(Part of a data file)
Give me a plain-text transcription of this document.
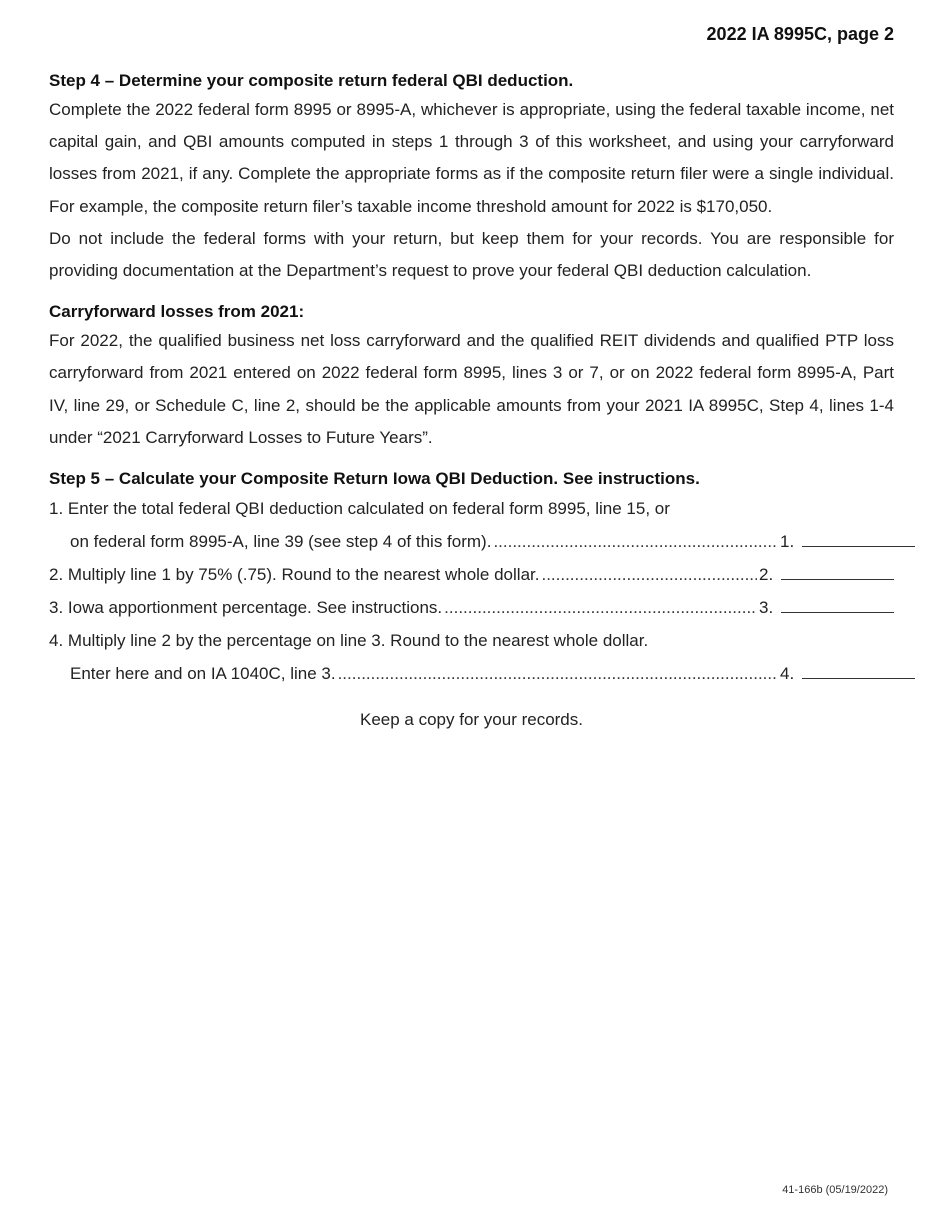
2022 IA 8995C, page 2

Step 4 – Determine your composite return federal QBI deduction.

Complete the 2022 federal form 8995 or 8995-A, whichever is appropriate, using the federal taxable income, net capital gain, and QBI amounts computed in steps 1 through 3 of this worksheet, and using your carryforward losses from 2021, if any. Complete the appropriate forms as if the composite return filer were a single individual. For example, the composite return filer’s taxable income threshold amount for 2022 is $170,050.

Do not include the federal forms with your return, but keep them for your records. You are responsible for providing documentation at the Department’s request to prove your federal QBI deduction calculation.

Carryforward losses from 2021:

For 2022, the qualified business net loss carryforward and the qualified REIT dividends and qualified PTP loss carryforward from 2021 entered on 2022 federal form 8995, lines 3 or 7, or on 2022 federal form 8995-A, Part IV, line 29, or Schedule C, line 2, should be the applicable amounts from your 2021 IA 8995C, Step 4, lines 1-4 under “2021 Carryforward Losses to Future Years”.

Step 5 – Calculate your Composite Return Iowa QBI Deduction. See instructions.

1. Enter the total federal QBI deduction calculated on federal form 8995, line 15, or
on federal form 8995-A, line 39 (see step 4 of this form). .....	1.
2. Multiply line 1 by 75% (.75). Round to the nearest whole dollar. .....	2.
3. Iowa apportionment percentage. See instructions. .....	3.
4. Multiply line 2 by the percentage on line 3. Round to the nearest whole dollar.
Enter here and on IA 1040C, line 3. .....	4.
Keep a copy for your records.
41-166b (05/19/2022)
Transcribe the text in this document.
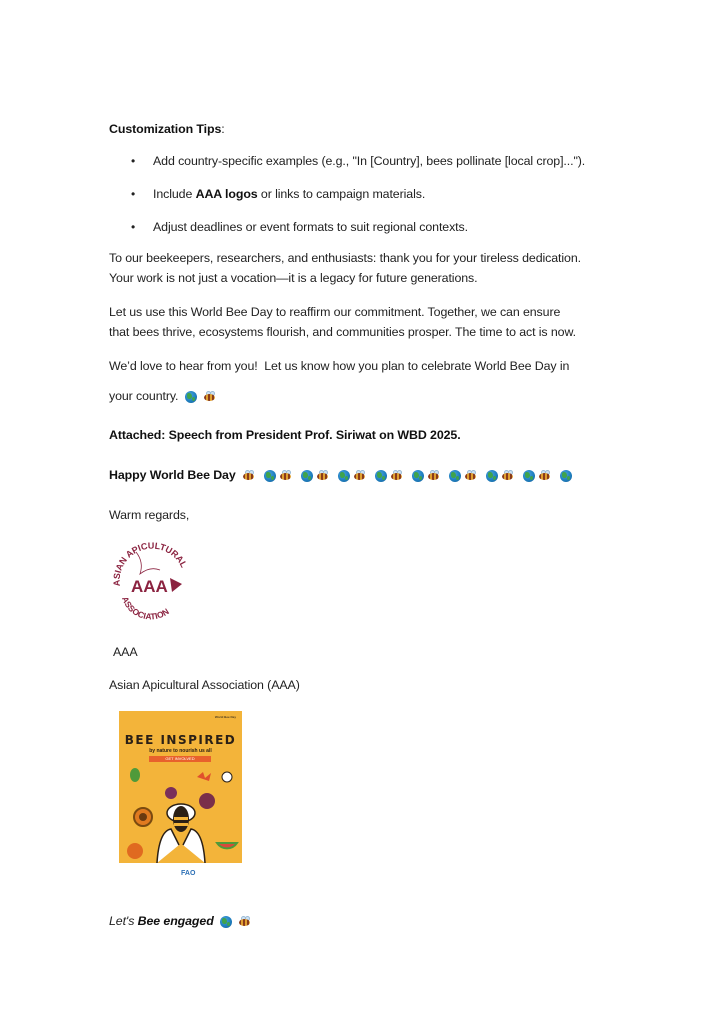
Customization Tips:
• Add country-specific examples (e.g., "In [Country], bees pollinate [local crop]...").
• Include AAA logos or links to campaign materials.
• Adjust deadlines or event formats to suit regional contexts.
To our beekeepers, researchers, and enthusiasts: thank you for your tireless dedication.
Your work is not just a vocation—it is a legacy for future generations.
Let us use this World Bee Day to reaffirm our commitment. Together, we can ensure
that bees thrive, ecosystems flourish, and communities prosper. The time to act is now.
We’d love to hear from you!  Let us know how you plan to celebrate World Bee Day in
your country.
Attached: Speech from President Prof. Siriwat on WBD 2025.
Happy World Bee Day
Warm regards,
ASIAN APICULTURAL
ASSOCIATION
AAA
AAA
Asian Apicultural Association (AAA)
World Bee Day
BEE INSPIRED
by nature to nourish us all
GET INVOLVED
FAO
Let's Bee engaged
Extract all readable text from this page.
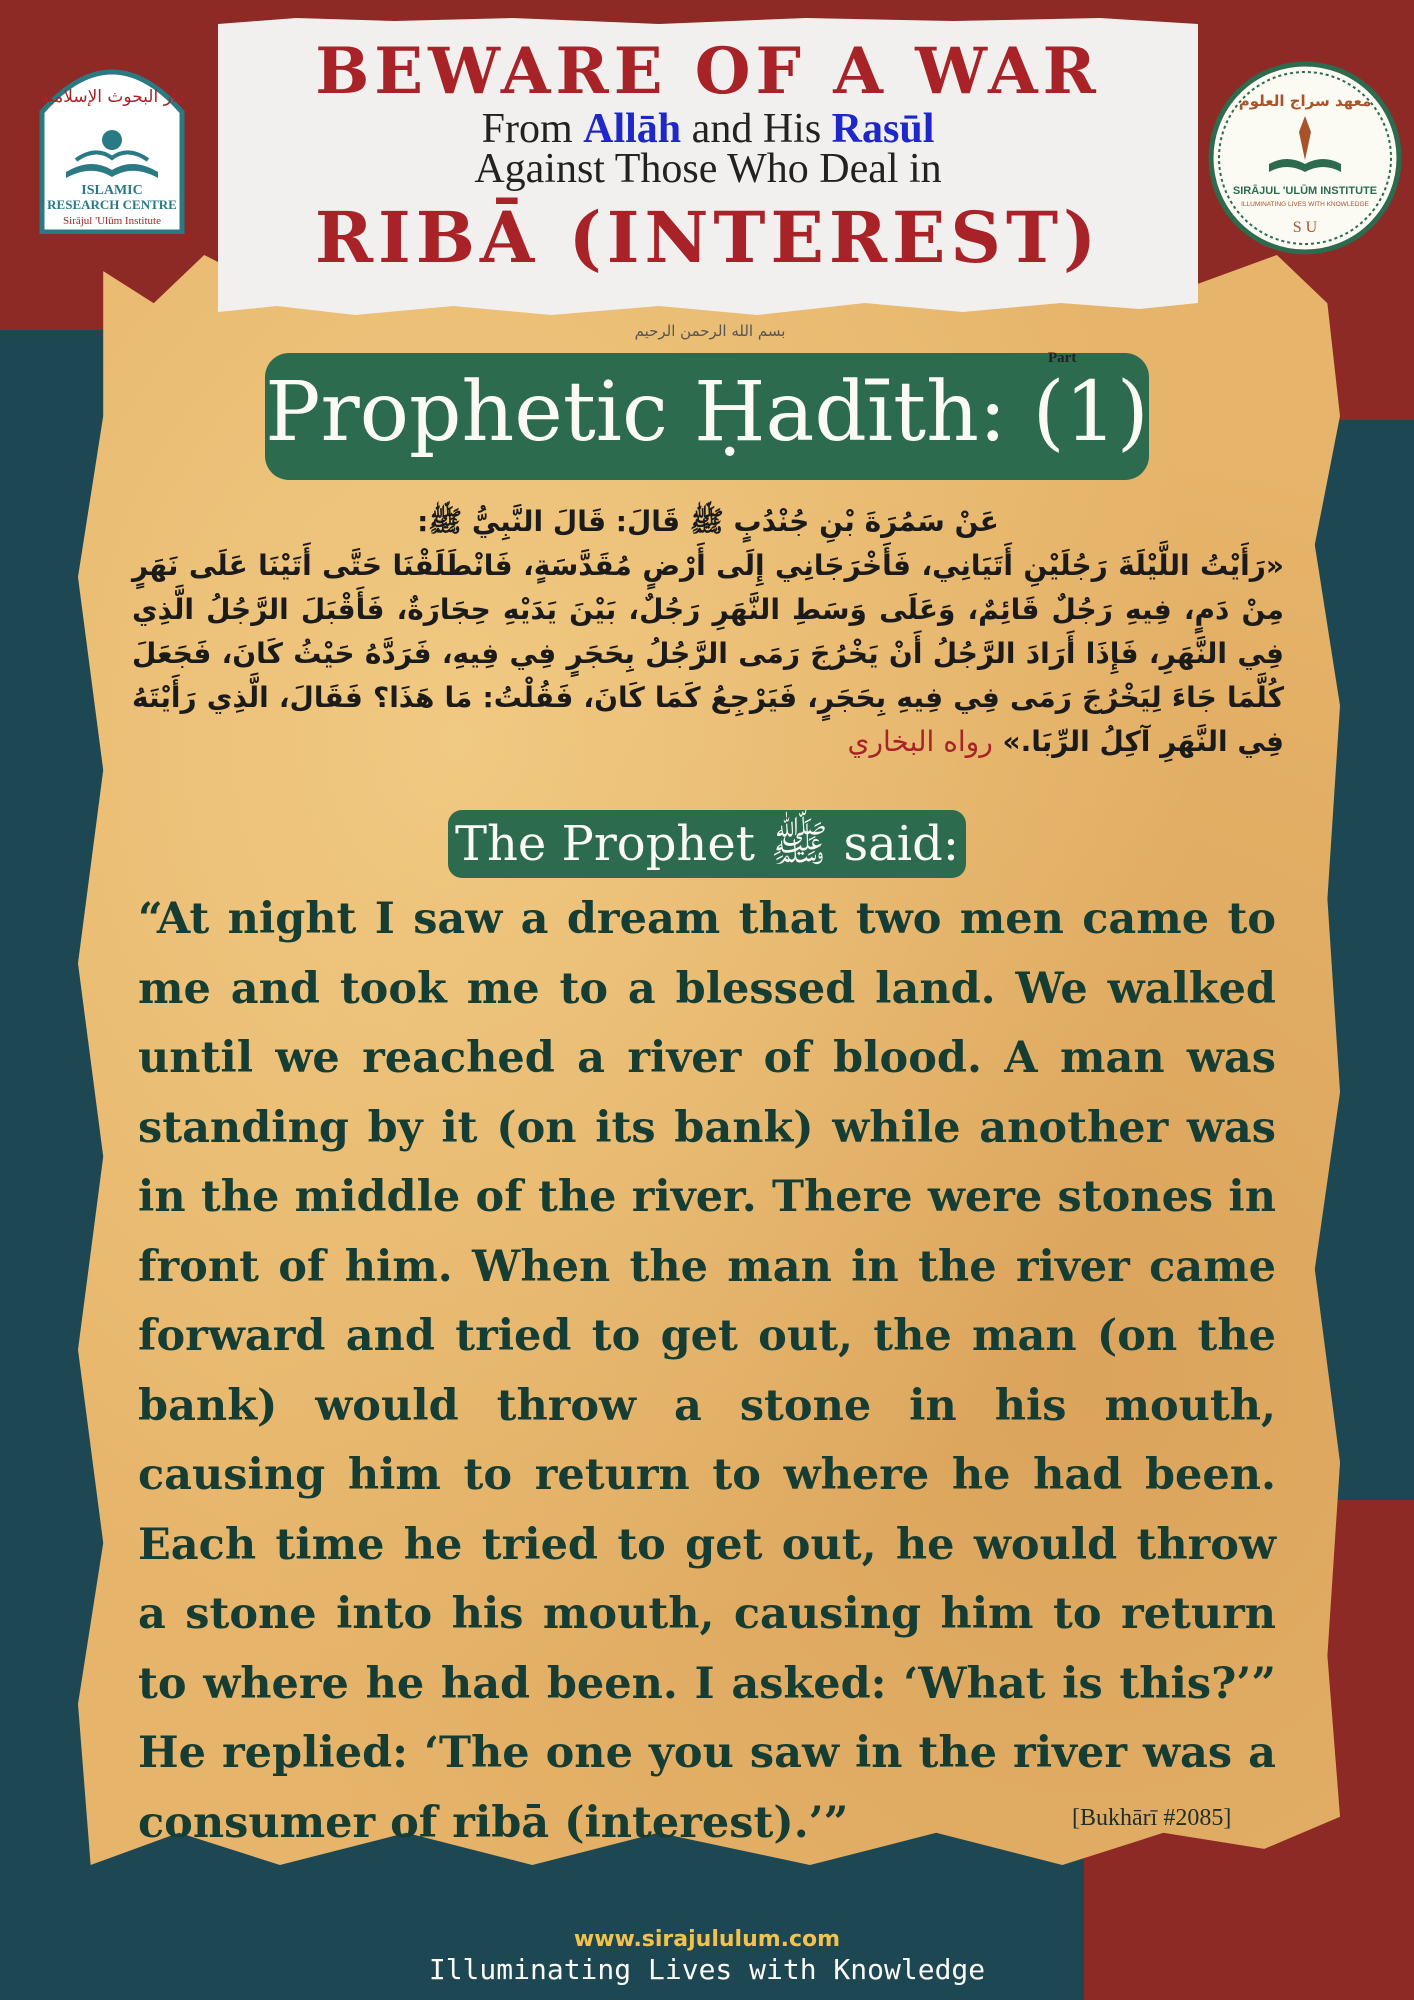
BEWARE OF A WAR
From Allāh and His Rasūl
Against Those Who Deal in
RIBĀ (INTEREST)
دار البحوث الإسلامية
ISLAMIC
RESEARCH CENTRE
Sirājul 'Ulūm Institute
معهد سراج العلوم
SIRĀJUL 'ULŪM INSTITUTE
ILLUMINATING LIVES WITH KNOWLEDGE
S U
بسم الله الرحمن الرحيم
Prophetic Ḥadīth: (1)
Part
عَنْ سَمُرَةَ بْنِ جُنْدُبٍ ﷺ قَالَ: قَالَ النَّبِيُّ ﷺ:
«رَأَيْتُ اللَّيْلَةَ رَجُلَيْنِ أَتَيَانِي، فَأَخْرَجَانِي إِلَى أَرْضٍ مُقَدَّسَةٍ، فَانْطَلَقْنَا حَتَّى أَتَيْنَا عَلَى نَهَرٍ مِنْ دَمٍ، فِيهِ رَجُلٌ قَائِمٌ، وَعَلَى وَسَطِ النَّهَرِ رَجُلٌ، بَيْنَ يَدَيْهِ حِجَارَةٌ، فَأَقْبَلَ الرَّجُلُ الَّذِي فِي النَّهَرِ، فَإِذَا أَرَادَ الرَّجُلُ أَنْ يَخْرُجَ رَمَى الرَّجُلُ بِحَجَرٍ فِي فِيهِ، فَرَدَّهُ حَيْثُ كَانَ، فَجَعَلَ كُلَّمَا جَاءَ لِيَخْرُجَ رَمَى فِي فِيهِ بِحَجَرٍ، فَيَرْجِعُ كَمَا كَانَ، فَقُلْتُ: مَا هَذَا؟ فَقَالَ، الَّذِي رَأَيْتَهُ فِي النَّهَرِ آكِلُ الرِّبَا.» رواه البخاري
The Prophet ﷺ said:
“At night I saw a dream that two men came to me and took me to a blessed land. We walked until we reached a river of blood. A man was standing by it (on its bank) while another was in the middle of the river. There were stones in front of him. When the man in the river came forward and tried to get out, the man (on the bank) would throw a stone in his mouth, causing him to return to where he had been. Each time he tried to get out, he would throw a stone into his mouth, causing him to return to where he had been. I asked: ‘What is this?’” He replied: ‘The one you saw in the river was a consumer of ribā (interest).’”	[Bukhārī #2085]
www.sirajululum.com
Illuminating Lives with Knowledge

### Directive
Transcribe the records above verbatim. Do not carry over any picture.

### Answer for the task
Give me a plain-text transcription of this document.
2022 IA 8995C, page 2

Step 4 – Determine your composite return federal QBI deduction.

Complete the 2022 federal form 8995 or 8995-A, whichever is appropriate, using the federal taxable income, net capital gain, and QBI amounts computed in steps 1 through 3 of this worksheet, and using your carryforward losses from 2021, if any. Complete the appropriate forms as if the composite return filer were a single individual. For example, the composite return filer’s taxable income threshold amount for 2022 is $170,050.

Do not include the federal forms with your return, but keep them for your records. You are responsible for providing documentation at the Department’s request to prove your federal QBI deduction calculation.

Carryforward losses from 2021:

For 2022, the qualified business net loss carryforward and the qualified REIT dividends and qualified PTP loss carryforward from 2021 entered on 2022 federal form 8995, lines 3 or 7, or on 2022 federal form 8995-A, Part IV, line 29, or Schedule C, line 2, should be the applicable amounts from your 2021 IA 8995C, Step 4, lines 1-4 under “2021 Carryforward Losses to Future Years”.

Step 5 – Calculate your Composite Return Iowa QBI Deduction. See instructions.

1. Enter the total federal QBI deduction calculated on federal form 8995, line 15, or
on federal form 8995-A, line 39 (see step 4 of this form). .....	1.
2. Multiply line 1 by 75% (.75). Round to the nearest whole dollar. .....	2.
3. Iowa apportionment percentage. See instructions. .....	3.
4. Multiply line 2 by the percentage on line 3. Round to the nearest whole dollar.
Enter here and on IA 1040C, line 3. .....	4.
Keep a copy for your records.
41-166b (05/19/2022)
Transcribe the text in this document.
Customization Tips:
• Add country-specific examples (e.g., "In [Country], bees pollinate [local crop]...").
• Include AAA logos or links to campaign materials.
• Adjust deadlines or event formats to suit regional contexts.
To our beekeepers, researchers, and enthusiasts: thank you for your tireless dedication.
Your work is not just a vocation—it is a legacy for future generations.
Let us use this World Bee Day to reaffirm our commitment. Together, we can ensure
that bees thrive, ecosystems flourish, and communities prosper. The time to act is now.
We’d love to hear from you!  Let us know how you plan to celebrate World Bee Day in
your country.
Attached: Speech from President Prof. Siriwat on WBD 2025.
Happy World Bee Day
Warm regards,
ASIAN APICULTURAL
ASSOCIATION
AAA
AAA
Asian Apicultural Association (AAA)
World Bee Day
BEE INSPIRED
by nature to nourish us all
GET INVOLVED
FAO
Let's Bee engaged
Extract all readable text from this page.
BEWARE OF A WAR
From Allāh and His Rasūl
Against Those Who Deal in
RIBĀ (INTEREST)
دار البحوث الإسلامية
ISLAMIC
RESEARCH CENTRE
Sirājul 'Ulūm Institute
معهد سراج العلوم
SIRĀJUL 'ULŪM INSTITUTE
ILLUMINATING LIVES WITH KNOWLEDGE
S U
بسم الله الرحمن الرحيم
Prophetic Ḥadīth: (1)
Part
عَنْ سَمُرَةَ بْنِ جُنْدُبٍ ﷺ قَالَ: قَالَ النَّبِيُّ ﷺ:
«رَأَيْتُ اللَّيْلَةَ رَجُلَيْنِ أَتَيَانِي، فَأَخْرَجَانِي إِلَى أَرْضٍ مُقَدَّسَةٍ، فَانْطَلَقْنَا حَتَّى أَتَيْنَا عَلَى نَهَرٍ مِنْ دَمٍ، فِيهِ رَجُلٌ قَائِمٌ، وَعَلَى وَسَطِ النَّهَرِ رَجُلٌ، بَيْنَ يَدَيْهِ حِجَارَةٌ، فَأَقْبَلَ الرَّجُلُ الَّذِي فِي النَّهَرِ، فَإِذَا أَرَادَ الرَّجُلُ أَنْ يَخْرُجَ رَمَى الرَّجُلُ بِحَجَرٍ فِي فِيهِ، فَرَدَّهُ حَيْثُ كَانَ، فَجَعَلَ كُلَّمَا جَاءَ لِيَخْرُجَ رَمَى فِي فِيهِ بِحَجَرٍ، فَيَرْجِعُ كَمَا كَانَ، فَقُلْتُ: مَا هَذَا؟ فَقَالَ، الَّذِي رَأَيْتَهُ فِي النَّهَرِ آكِلُ الرِّبَا.» رواه البخاري
The Prophet ﷺ said:
“At night I saw a dream that two men came to me and took me to a blessed land. We walked until we reached a river of blood. A man was standing by it (on its bank) while another was in the middle of the river. There were stones in front of him. When the man in the river came forward and tried to get out, the man (on the bank) would throw a stone in his mouth, causing him to return to where he had been. Each time he tried to get out, he would throw a stone into his mouth, causing him to return to where he had been. I asked: ‘What is this?’” He replied: ‘The one you saw in the river was a consumer of ribā (interest).’”	[Bukhārī #2085]
www.sirajululum.com
Illuminating Lives with Knowledge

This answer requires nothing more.